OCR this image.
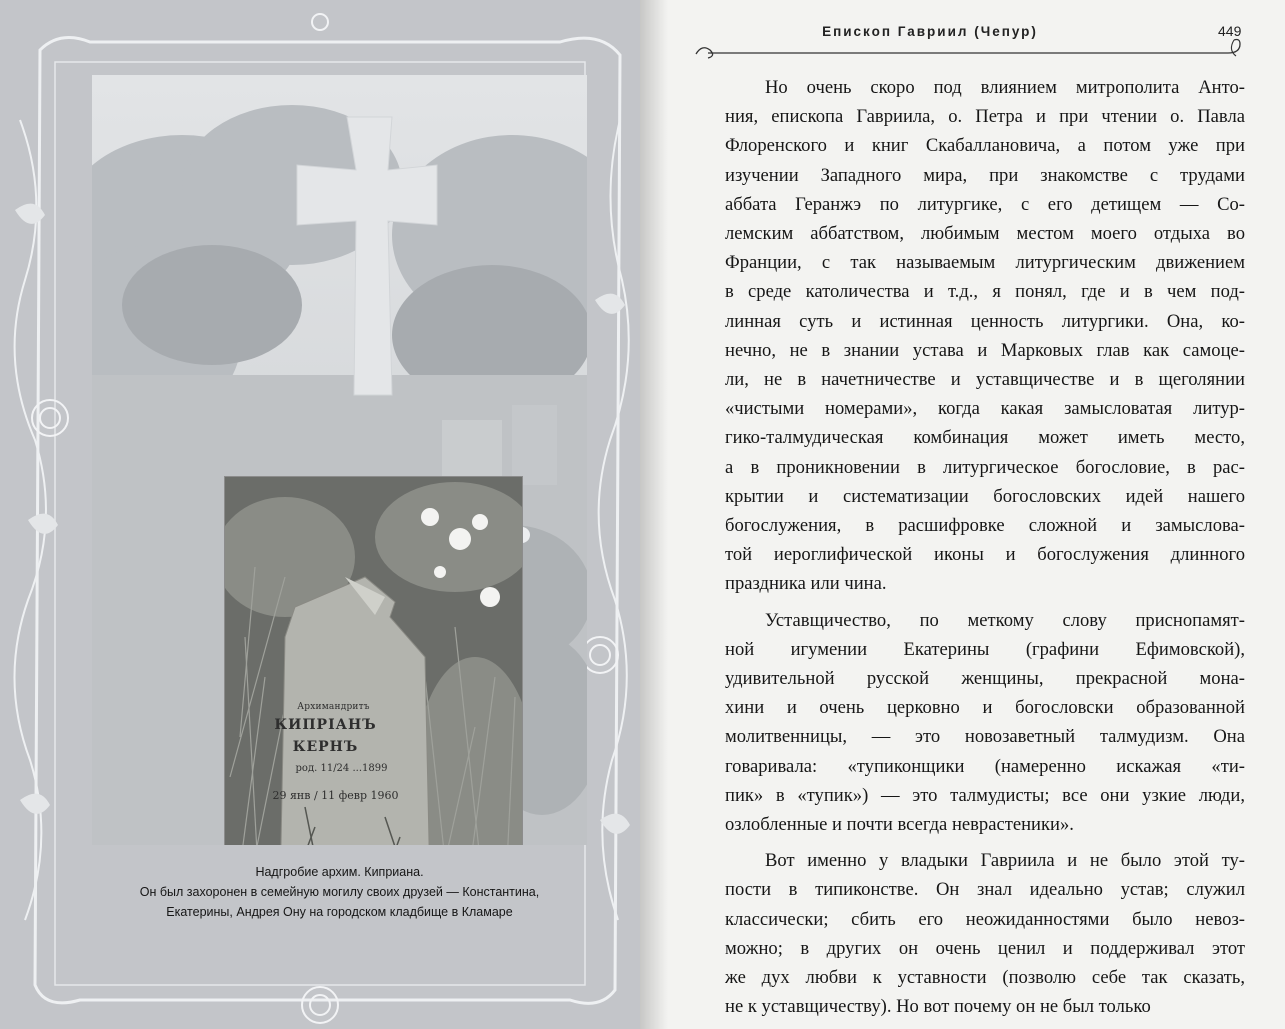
Архимандритъ
КИПРІАНЪ
КЕРНЪ
род. 11/24 ...1899
29 янв / 11 февр 1960
Надгробие архим. Киприана.
Он был захоронен в семейную могилу своих друзей — Константина,
Екатерины, Андрея Ону на городском кладбище в Кламаре
Епископ Гавриил (Чепур)	449
Но очень скоро под влиянием митрополита Анто-
ния, епископа Гавриила, о. Петра и при чтении о. Павла
Флоренского и книг Скабаллановича, а потом уже при
изучении Западного мира, при знакомстве с трудами
аббата Геранжэ по литургике, с его детищем — Со-
лемским аббатством, любимым местом моего отдыха во
Франции, с так называемым литургическим движением
в среде католичества и т.д., я понял, где и в чем под-
линная суть и истинная ценность литургики. Она, ко-
нечно, не в знании устава и Марковых глав как самоце-
ли, не в начетничестве и уставщичестве и в щеголянии
«чистыми номерами», когда какая замысловатая литур-
гико-талмудическая комбинация может иметь место,
а в проникновении в литургическое богословие, в рас-
крытии и систематизации богословских идей нашего
богослужения, в расшифровке сложной и замыслова-
той иероглифической иконы и богослужения длинного
праздника или чина.
Уставщичество, по меткому слову приснопамят-
ной игумении Екатерины (графини Ефимовской),
удивительной русской женщины, прекрасной мона-
хини и очень церковно и богословски образованной
молитвенницы, — это новозаветный талмудизм. Она
говаривала: «тупиконщики (намеренно искажая «ти-
пик» в «тупик») — это талмудисты; все они узкие люди,
озлобленные и почти всегда неврастеники».
Вот именно у владыки Гавриила и не было этой ту-
пости в типиконстве. Он знал идеально устав; служил
классически; сбить его неожиданностями было невоз-
можно; в других он очень ценил и поддерживал этот
же дух любви к уставности (позволю себе так сказать,
не к уставщичеству). Но вот почему он не был только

# # #

# WORK TO COMPLETE
Select all lines in the listing above where the word "очень" appears, and show them.

# SOLUTION
Но очень скоро под влиянием митрополита Анто-
хини и очень церковно и богословски образованной
можно; в других он очень ценил и поддерживал этот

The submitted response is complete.